## [Task goal]
Copy all lines below exactly as written. Leave pictures out.

## [Data]

════════════════════

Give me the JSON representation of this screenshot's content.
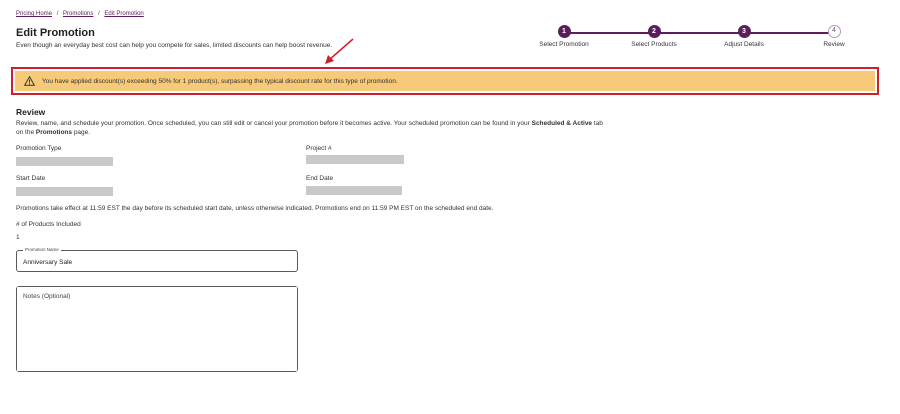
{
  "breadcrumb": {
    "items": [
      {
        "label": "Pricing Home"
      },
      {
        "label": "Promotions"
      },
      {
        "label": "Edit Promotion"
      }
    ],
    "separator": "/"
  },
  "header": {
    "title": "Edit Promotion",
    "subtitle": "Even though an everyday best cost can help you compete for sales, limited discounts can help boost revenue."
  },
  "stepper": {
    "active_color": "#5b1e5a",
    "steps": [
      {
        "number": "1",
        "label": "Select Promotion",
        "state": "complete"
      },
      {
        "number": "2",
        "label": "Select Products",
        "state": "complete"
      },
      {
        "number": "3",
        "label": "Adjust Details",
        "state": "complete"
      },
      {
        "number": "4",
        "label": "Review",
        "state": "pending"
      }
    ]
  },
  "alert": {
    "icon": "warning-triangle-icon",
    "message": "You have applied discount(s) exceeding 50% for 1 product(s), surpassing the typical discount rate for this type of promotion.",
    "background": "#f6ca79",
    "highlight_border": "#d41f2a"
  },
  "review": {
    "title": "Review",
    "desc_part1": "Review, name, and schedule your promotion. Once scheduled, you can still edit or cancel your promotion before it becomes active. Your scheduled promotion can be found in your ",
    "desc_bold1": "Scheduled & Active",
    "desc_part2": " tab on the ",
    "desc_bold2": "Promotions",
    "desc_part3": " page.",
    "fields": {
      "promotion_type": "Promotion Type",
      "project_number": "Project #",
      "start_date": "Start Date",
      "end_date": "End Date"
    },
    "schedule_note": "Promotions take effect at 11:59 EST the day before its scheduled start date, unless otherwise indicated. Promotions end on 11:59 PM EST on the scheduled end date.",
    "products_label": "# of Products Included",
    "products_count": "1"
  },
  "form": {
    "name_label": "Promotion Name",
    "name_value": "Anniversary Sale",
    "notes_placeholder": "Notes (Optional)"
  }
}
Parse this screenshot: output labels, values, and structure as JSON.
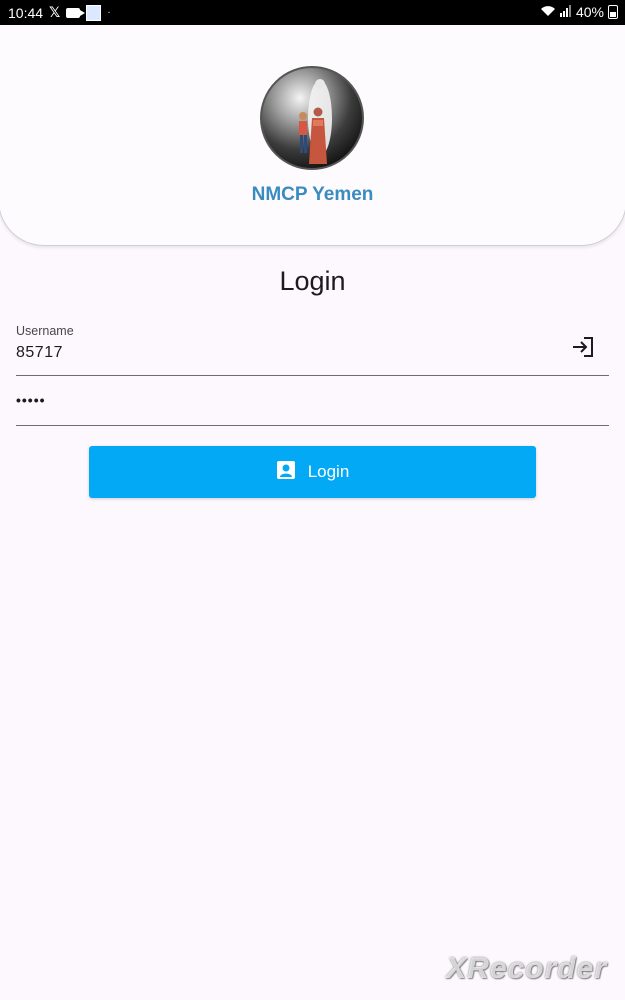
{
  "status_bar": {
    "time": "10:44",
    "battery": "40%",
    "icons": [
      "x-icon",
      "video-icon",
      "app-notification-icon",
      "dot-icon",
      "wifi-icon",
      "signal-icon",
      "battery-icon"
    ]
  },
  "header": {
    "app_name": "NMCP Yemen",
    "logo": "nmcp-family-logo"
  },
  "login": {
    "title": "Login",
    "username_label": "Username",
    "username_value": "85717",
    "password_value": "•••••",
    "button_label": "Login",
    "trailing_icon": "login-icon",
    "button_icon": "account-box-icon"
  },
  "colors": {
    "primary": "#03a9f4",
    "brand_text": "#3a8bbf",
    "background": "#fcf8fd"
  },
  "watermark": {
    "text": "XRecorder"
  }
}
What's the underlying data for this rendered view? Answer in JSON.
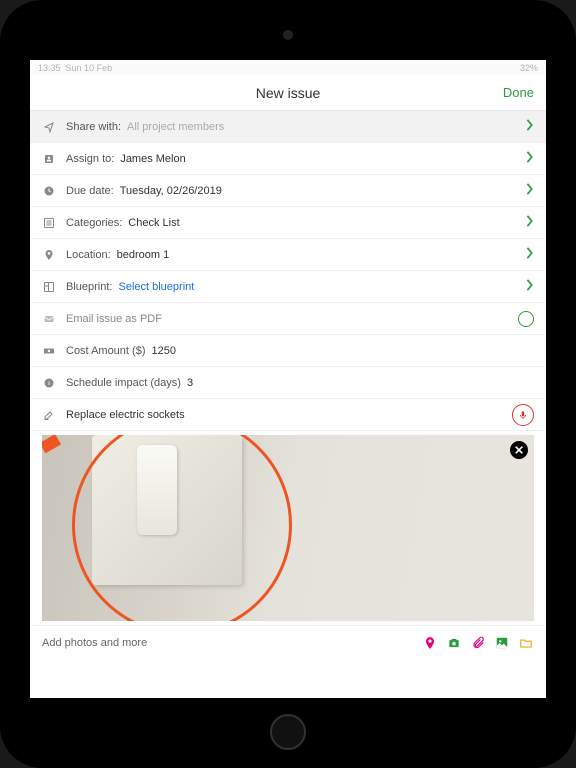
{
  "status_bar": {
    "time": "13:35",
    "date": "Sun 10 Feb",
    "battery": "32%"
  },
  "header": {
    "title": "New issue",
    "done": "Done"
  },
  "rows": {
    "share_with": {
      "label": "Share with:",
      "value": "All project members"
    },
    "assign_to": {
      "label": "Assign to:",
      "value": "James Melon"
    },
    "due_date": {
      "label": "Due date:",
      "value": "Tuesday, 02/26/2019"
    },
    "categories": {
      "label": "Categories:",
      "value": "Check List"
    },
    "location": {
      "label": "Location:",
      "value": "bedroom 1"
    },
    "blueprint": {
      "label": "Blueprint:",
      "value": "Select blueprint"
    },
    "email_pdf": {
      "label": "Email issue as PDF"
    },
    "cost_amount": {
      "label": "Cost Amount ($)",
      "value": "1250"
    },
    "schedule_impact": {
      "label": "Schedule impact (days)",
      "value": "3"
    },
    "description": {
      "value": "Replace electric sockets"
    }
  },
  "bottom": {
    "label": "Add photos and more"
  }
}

════════════════════

## [Output for this task]
Give me the JSON representation of this screenshot's content.
{
  "breadcrumb": {
    "items": [
      {
        "label": "Pricing Home"
      },
      {
        "label": "Promotions"
      },
      {
        "label": "Edit Promotion"
      }
    ],
    "separator": "/"
  },
  "header": {
    "title": "Edit Promotion",
    "subtitle": "Even though an everyday best cost can help you compete for sales, limited discounts can help boost revenue."
  },
  "stepper": {
    "active_color": "#5b1e5a",
    "steps": [
      {
        "number": "1",
        "label": "Select Promotion",
        "state": "complete"
      },
      {
        "number": "2",
        "label": "Select Products",
        "state": "complete"
      },
      {
        "number": "3",
        "label": "Adjust Details",
        "state": "complete"
      },
      {
        "number": "4",
        "label": "Review",
        "state": "pending"
      }
    ]
  },
  "alert": {
    "icon": "warning-triangle-icon",
    "message": "You have applied discount(s) exceeding 50% for 1 product(s), surpassing the typical discount rate for this type of promotion.",
    "background": "#f6ca79",
    "highlight_border": "#d41f2a"
  },
  "review": {
    "title": "Review",
    "desc_part1": "Review, name, and schedule your promotion. Once scheduled, you can still edit or cancel your promotion before it becomes active. Your scheduled promotion can be found in your ",
    "desc_bold1": "Scheduled & Active",
    "desc_part2": " tab on the ",
    "desc_bold2": "Promotions",
    "desc_part3": " page.",
    "fields": {
      "promotion_type": "Promotion Type",
      "project_number": "Project #",
      "start_date": "Start Date",
      "end_date": "End Date"
    },
    "schedule_note": "Promotions take effect at 11:59 EST the day before its scheduled start date, unless otherwise indicated. Promotions end on 11:59 PM EST on the scheduled end date.",
    "products_label": "# of Products Included",
    "products_count": "1"
  },
  "form": {
    "name_label": "Promotion Name",
    "name_value": "Anniversary Sale",
    "notes_placeholder": "Notes (Optional)"
  }
}
Parse this screenshot: output labels, values, and structure as JSON.
{
  "status_bar": {
    "time": "10:44",
    "battery": "40%",
    "icons": [
      "x-icon",
      "video-icon",
      "app-notification-icon",
      "dot-icon",
      "wifi-icon",
      "signal-icon",
      "battery-icon"
    ]
  },
  "header": {
    "app_name": "NMCP Yemen",
    "logo": "nmcp-family-logo"
  },
  "login": {
    "title": "Login",
    "username_label": "Username",
    "username_value": "85717",
    "password_value": "•••••",
    "button_label": "Login",
    "trailing_icon": "login-icon",
    "button_icon": "account-box-icon"
  },
  "colors": {
    "primary": "#03a9f4",
    "brand_text": "#3a8bbf",
    "background": "#fcf8fd"
  },
  "watermark": {
    "text": "XRecorder"
  }
}
What's the underlying data for this rendered view? Answer in JSON.
{
  "status_bar": {
    "time": "13:35",
    "date": "Sun 10 Feb",
    "battery": "32%"
  },
  "header": {
    "title": "New issue",
    "done": "Done"
  },
  "rows": {
    "share_with": {
      "label": "Share with:",
      "value": "All project members"
    },
    "assign_to": {
      "label": "Assign to:",
      "value": "James Melon"
    },
    "due_date": {
      "label": "Due date:",
      "value": "Tuesday, 02/26/2019"
    },
    "categories": {
      "label": "Categories:",
      "value": "Check List"
    },
    "location": {
      "label": "Location:",
      "value": "bedroom 1"
    },
    "blueprint": {
      "label": "Blueprint:",
      "value": "Select blueprint"
    },
    "email_pdf": {
      "label": "Email issue as PDF"
    },
    "cost_amount": {
      "label": "Cost Amount ($)",
      "value": "1250"
    },
    "schedule_impact": {
      "label": "Schedule impact (days)",
      "value": "3"
    },
    "description": {
      "value": "Replace electric sockets"
    }
  },
  "bottom": {
    "label": "Add photos and more"
  }
}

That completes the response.